(Structured figure records)
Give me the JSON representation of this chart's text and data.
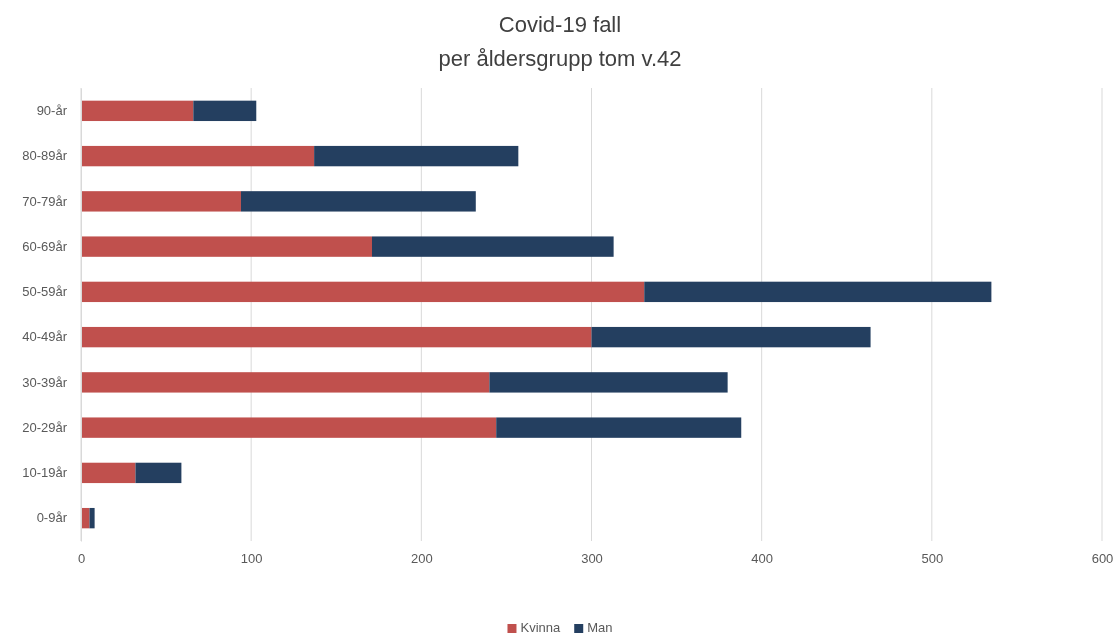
{
  "chart_data": {
    "type": "bar",
    "orientation": "horizontal",
    "stacked": true,
    "title": "Covid-19 fall",
    "subtitle": "per åldersgrupp tom v.42",
    "categories": [
      "90-år",
      "80-89år",
      "70-79år",
      "60-69år",
      "50-59år",
      "40-49år",
      "30-39år",
      "20-29år",
      "10-19år",
      "0-9år"
    ],
    "series": [
      {
        "name": "Kvinna",
        "color": "#c0504d",
        "values": [
          66,
          137,
          94,
          171,
          331,
          300,
          240,
          244,
          32,
          5
        ]
      },
      {
        "name": "Man",
        "color": "#243f60",
        "values": [
          37,
          120,
          138,
          142,
          204,
          164,
          140,
          144,
          27,
          3
        ]
      }
    ],
    "xlim": [
      0,
      600
    ],
    "xticks": [
      0,
      100,
      200,
      300,
      400,
      500,
      600
    ],
    "grid": "x",
    "legend": "bottom"
  }
}
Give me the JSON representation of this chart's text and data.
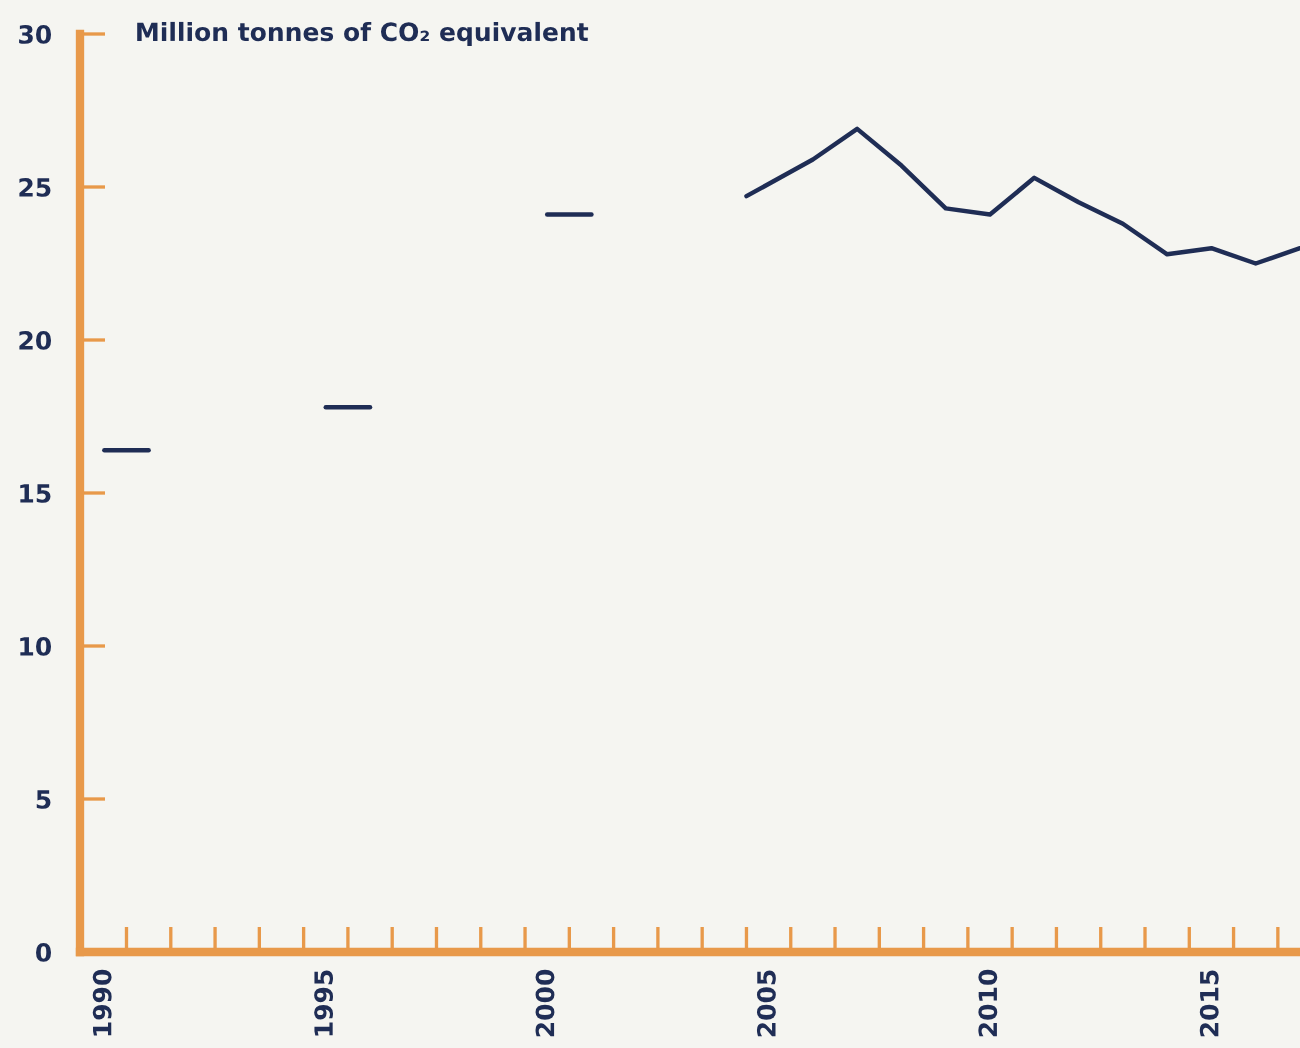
{
  "chart_data": {
    "type": "line",
    "title": "Million tonnes of CO₂ equivalent",
    "series": [
      {
        "color": "#1f2d55",
        "x": [
          1990,
          1991
        ],
        "values": [
          16.4,
          16.4
        ]
      },
      {
        "color": "#1f2d55",
        "x": [
          1995,
          1996
        ],
        "values": [
          17.8,
          17.8
        ]
      },
      {
        "color": "#1f2d55",
        "x": [
          2000,
          2001
        ],
        "values": [
          24.1,
          24.1
        ]
      },
      {
        "color": "#1f2d55",
        "x": [
          2004.5,
          2006,
          2007,
          2008,
          2009,
          2010,
          2011,
          2012,
          2013,
          2014,
          2015,
          2016,
          2017
        ],
        "values": [
          24.7,
          25.9,
          26.9,
          25.7,
          24.3,
          24.1,
          25.3,
          24.5,
          23.8,
          22.8,
          23.0,
          22.5,
          23.0
        ]
      }
    ],
    "xlim": [
      1989.45,
      2017
    ],
    "xticks": [
      {
        "value": 1990,
        "label": "1990"
      },
      {
        "value": 1990.5,
        "label": null
      },
      {
        "value": 1991.5,
        "label": null
      },
      {
        "value": 1992.5,
        "label": null
      },
      {
        "value": 1993.5,
        "label": null
      },
      {
        "value": 1994.5,
        "label": null
      },
      {
        "value": 1995,
        "label": "1995"
      },
      {
        "value": 1995.5,
        "label": null
      },
      {
        "value": 1996.5,
        "label": null
      },
      {
        "value": 1997.5,
        "label": null
      },
      {
        "value": 1998.5,
        "label": null
      },
      {
        "value": 1999.5,
        "label": null
      },
      {
        "value": 2000,
        "label": "2000"
      },
      {
        "value": 2000.5,
        "label": null
      },
      {
        "value": 2001.5,
        "label": null
      },
      {
        "value": 2002.5,
        "label": null
      },
      {
        "value": 2003.5,
        "label": null
      },
      {
        "value": 2004.5,
        "label": null
      },
      {
        "value": 2005,
        "label": "2005"
      },
      {
        "value": 2005.5,
        "label": null
      },
      {
        "value": 2006.5,
        "label": null
      },
      {
        "value": 2007.5,
        "label": null
      },
      {
        "value": 2008.5,
        "label": null
      },
      {
        "value": 2009.5,
        "label": null
      },
      {
        "value": 2010,
        "label": "2010"
      },
      {
        "value": 2010.5,
        "label": null
      },
      {
        "value": 2011.5,
        "label": null
      },
      {
        "value": 2012.5,
        "label": null
      },
      {
        "value": 2013.5,
        "label": null
      },
      {
        "value": 2014.5,
        "label": null
      },
      {
        "value": 2015,
        "label": "2015"
      },
      {
        "value": 2015.5,
        "label": null
      },
      {
        "value": 2016.5,
        "label": null
      }
    ],
    "ylim": [
      0,
      30
    ],
    "yticks": [
      0,
      5,
      10,
      15,
      20,
      25,
      30
    ],
    "grid": false,
    "marker": "none",
    "line_style": "solid"
  }
}
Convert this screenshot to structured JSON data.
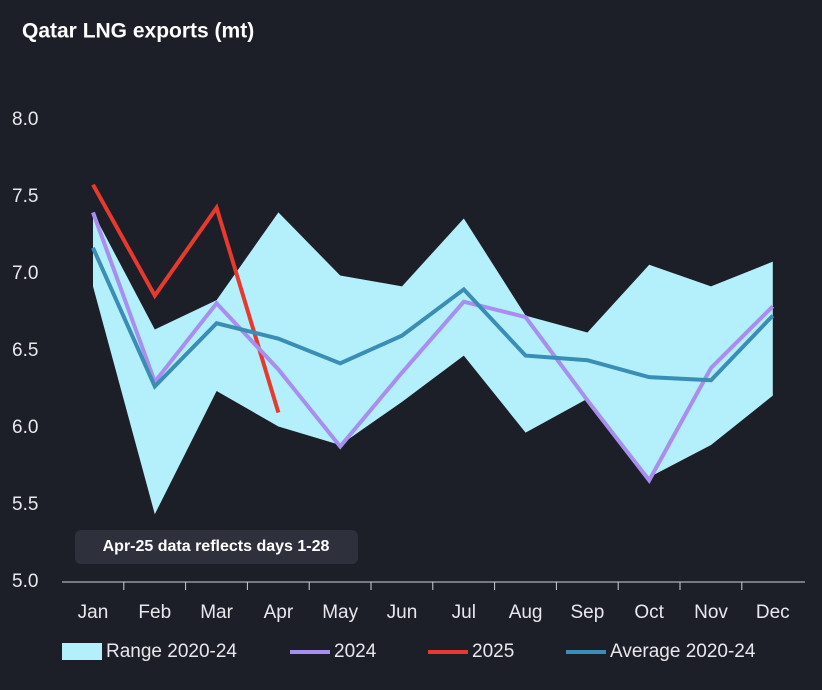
{
  "chart_data": {
    "type": "line",
    "title": "Qatar LNG exports (mt)",
    "categories": [
      "Jan",
      "Feb",
      "Mar",
      "Apr",
      "May",
      "Jun",
      "Jul",
      "Aug",
      "Sep",
      "Oct",
      "Nov",
      "Dec"
    ],
    "ylim": [
      5,
      8
    ],
    "yticks": [
      {
        "value": 5,
        "label": "5.0"
      },
      5.5,
      {
        "value": 6,
        "label": "6.0"
      },
      6.5,
      {
        "value": 7,
        "label": "7.0"
      },
      7.5,
      {
        "value": 8,
        "label": "8.0"
      }
    ],
    "range": {
      "name": "Range 2020-24",
      "color": "#b3f0fb",
      "upper": [
        7.4,
        6.64,
        6.83,
        7.4,
        6.99,
        6.92,
        7.36,
        6.73,
        6.62,
        7.06,
        6.92,
        7.08
      ],
      "lower": [
        6.92,
        5.44,
        6.24,
        6.01,
        5.89,
        6.17,
        6.47,
        5.97,
        6.19,
        5.68,
        5.89,
        6.21
      ]
    },
    "series": [
      {
        "name": "2024",
        "color": "#a88ef0",
        "values": [
          7.4,
          6.3,
          6.81,
          6.38,
          5.88,
          6.36,
          6.82,
          6.72,
          6.18,
          5.66,
          6.39,
          6.79
        ]
      },
      {
        "name": "2025",
        "color": "#e8392f",
        "values": [
          7.58,
          6.86,
          7.43,
          6.1,
          null,
          null,
          null,
          null,
          null,
          null,
          null,
          null
        ]
      },
      {
        "name": "Average 2020-24",
        "color": "#3a8db5",
        "values": [
          7.17,
          6.27,
          6.68,
          6.58,
          6.42,
          6.6,
          6.9,
          6.47,
          6.44,
          6.33,
          6.31,
          6.73
        ]
      }
    ],
    "annotation": "Apr-25 data reflects days 1-28"
  }
}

▶ **Exercise aim**
Copy all the entries word for word. Omit any pictures.

▶ **Finished exercise**
Give me the JSON representation of this chart's text and data.
{
  "chart_data": {
    "type": "bar",
    "orientation": "horizontal",
    "stacked": true,
    "title": "Covid-19 fall",
    "subtitle": "per åldersgrupp tom v.42",
    "categories": [
      "90-år",
      "80-89år",
      "70-79år",
      "60-69år",
      "50-59år",
      "40-49år",
      "30-39år",
      "20-29år",
      "10-19år",
      "0-9år"
    ],
    "series": [
      {
        "name": "Kvinna",
        "color": "#c0504d",
        "values": [
          66,
          137,
          94,
          171,
          331,
          300,
          240,
          244,
          32,
          5
        ]
      },
      {
        "name": "Man",
        "color": "#243f60",
        "values": [
          37,
          120,
          138,
          142,
          204,
          164,
          140,
          144,
          27,
          3
        ]
      }
    ],
    "xlim": [
      0,
      600
    ],
    "xticks": [
      0,
      100,
      200,
      300,
      400,
      500,
      600
    ],
    "grid": "x",
    "legend": "bottom"
  }
}
Give me the JSON representation of this chart's text and data.
{
  "chart_data": {
    "type": "line",
    "title": "Million tonnes of CO₂ equivalent",
    "series": [
      {
        "color": "#1f2d55",
        "x": [
          1990,
          1991
        ],
        "values": [
          16.4,
          16.4
        ]
      },
      {
        "color": "#1f2d55",
        "x": [
          1995,
          1996
        ],
        "values": [
          17.8,
          17.8
        ]
      },
      {
        "color": "#1f2d55",
        "x": [
          2000,
          2001
        ],
        "values": [
          24.1,
          24.1
        ]
      },
      {
        "color": "#1f2d55",
        "x": [
          2004.5,
          2006,
          2007,
          2008,
          2009,
          2010,
          2011,
          2012,
          2013,
          2014,
          2015,
          2016,
          2017
        ],
        "values": [
          24.7,
          25.9,
          26.9,
          25.7,
          24.3,
          24.1,
          25.3,
          24.5,
          23.8,
          22.8,
          23.0,
          22.5,
          23.0
        ]
      }
    ],
    "xlim": [
      1989.45,
      2017
    ],
    "xticks": [
      {
        "value": 1990,
        "label": "1990"
      },
      {
        "value": 1990.5,
        "label": null
      },
      {
        "value": 1991.5,
        "label": null
      },
      {
        "value": 1992.5,
        "label": null
      },
      {
        "value": 1993.5,
        "label": null
      },
      {
        "value": 1994.5,
        "label": null
      },
      {
        "value": 1995,
        "label": "1995"
      },
      {
        "value": 1995.5,
        "label": null
      },
      {
        "value": 1996.5,
        "label": null
      },
      {
        "value": 1997.5,
        "label": null
      },
      {
        "value": 1998.5,
        "label": null
      },
      {
        "value": 1999.5,
        "label": null
      },
      {
        "value": 2000,
        "label": "2000"
      },
      {
        "value": 2000.5,
        "label": null
      },
      {
        "value": 2001.5,
        "label": null
      },
      {
        "value": 2002.5,
        "label": null
      },
      {
        "value": 2003.5,
        "label": null
      },
      {
        "value": 2004.5,
        "label": null
      },
      {
        "value": 2005,
        "label": "2005"
      },
      {
        "value": 2005.5,
        "label": null
      },
      {
        "value": 2006.5,
        "label": null
      },
      {
        "value": 2007.5,
        "label": null
      },
      {
        "value": 2008.5,
        "label": null
      },
      {
        "value": 2009.5,
        "label": null
      },
      {
        "value": 2010,
        "label": "2010"
      },
      {
        "value": 2010.5,
        "label": null
      },
      {
        "value": 2011.5,
        "label": null
      },
      {
        "value": 2012.5,
        "label": null
      },
      {
        "value": 2013.5,
        "label": null
      },
      {
        "value": 2014.5,
        "label": null
      },
      {
        "value": 2015,
        "label": "2015"
      },
      {
        "value": 2015.5,
        "label": null
      },
      {
        "value": 2016.5,
        "label": null
      }
    ],
    "ylim": [
      0,
      30
    ],
    "yticks": [
      0,
      5,
      10,
      15,
      20,
      25,
      30
    ],
    "grid": false,
    "marker": "none",
    "line_style": "solid"
  }
}
Convert this screenshot to structured JSON data.
{
  "chart_data": {
    "type": "line",
    "title": "Qatar LNG exports (mt)",
    "categories": [
      "Jan",
      "Feb",
      "Mar",
      "Apr",
      "May",
      "Jun",
      "Jul",
      "Aug",
      "Sep",
      "Oct",
      "Nov",
      "Dec"
    ],
    "ylim": [
      5,
      8
    ],
    "yticks": [
      {
        "value": 5,
        "label": "5.0"
      },
      5.5,
      {
        "value": 6,
        "label": "6.0"
      },
      6.5,
      {
        "value": 7,
        "label": "7.0"
      },
      7.5,
      {
        "value": 8,
        "label": "8.0"
      }
    ],
    "range": {
      "name": "Range 2020-24",
      "color": "#b3f0fb",
      "upper": [
        7.4,
        6.64,
        6.83,
        7.4,
        6.99,
        6.92,
        7.36,
        6.73,
        6.62,
        7.06,
        6.92,
        7.08
      ],
      "lower": [
        6.92,
        5.44,
        6.24,
        6.01,
        5.89,
        6.17,
        6.47,
        5.97,
        6.19,
        5.68,
        5.89,
        6.21
      ]
    },
    "series": [
      {
        "name": "2024",
        "color": "#a88ef0",
        "values": [
          7.4,
          6.3,
          6.81,
          6.38,
          5.88,
          6.36,
          6.82,
          6.72,
          6.18,
          5.66,
          6.39,
          6.79
        ]
      },
      {
        "name": "2025",
        "color": "#e8392f",
        "values": [
          7.58,
          6.86,
          7.43,
          6.1,
          null,
          null,
          null,
          null,
          null,
          null,
          null,
          null
        ]
      },
      {
        "name": "Average 2020-24",
        "color": "#3a8db5",
        "values": [
          7.17,
          6.27,
          6.68,
          6.58,
          6.42,
          6.6,
          6.9,
          6.47,
          6.44,
          6.33,
          6.31,
          6.73
        ]
      }
    ],
    "annotation": "Apr-25 data reflects days 1-28"
  }
}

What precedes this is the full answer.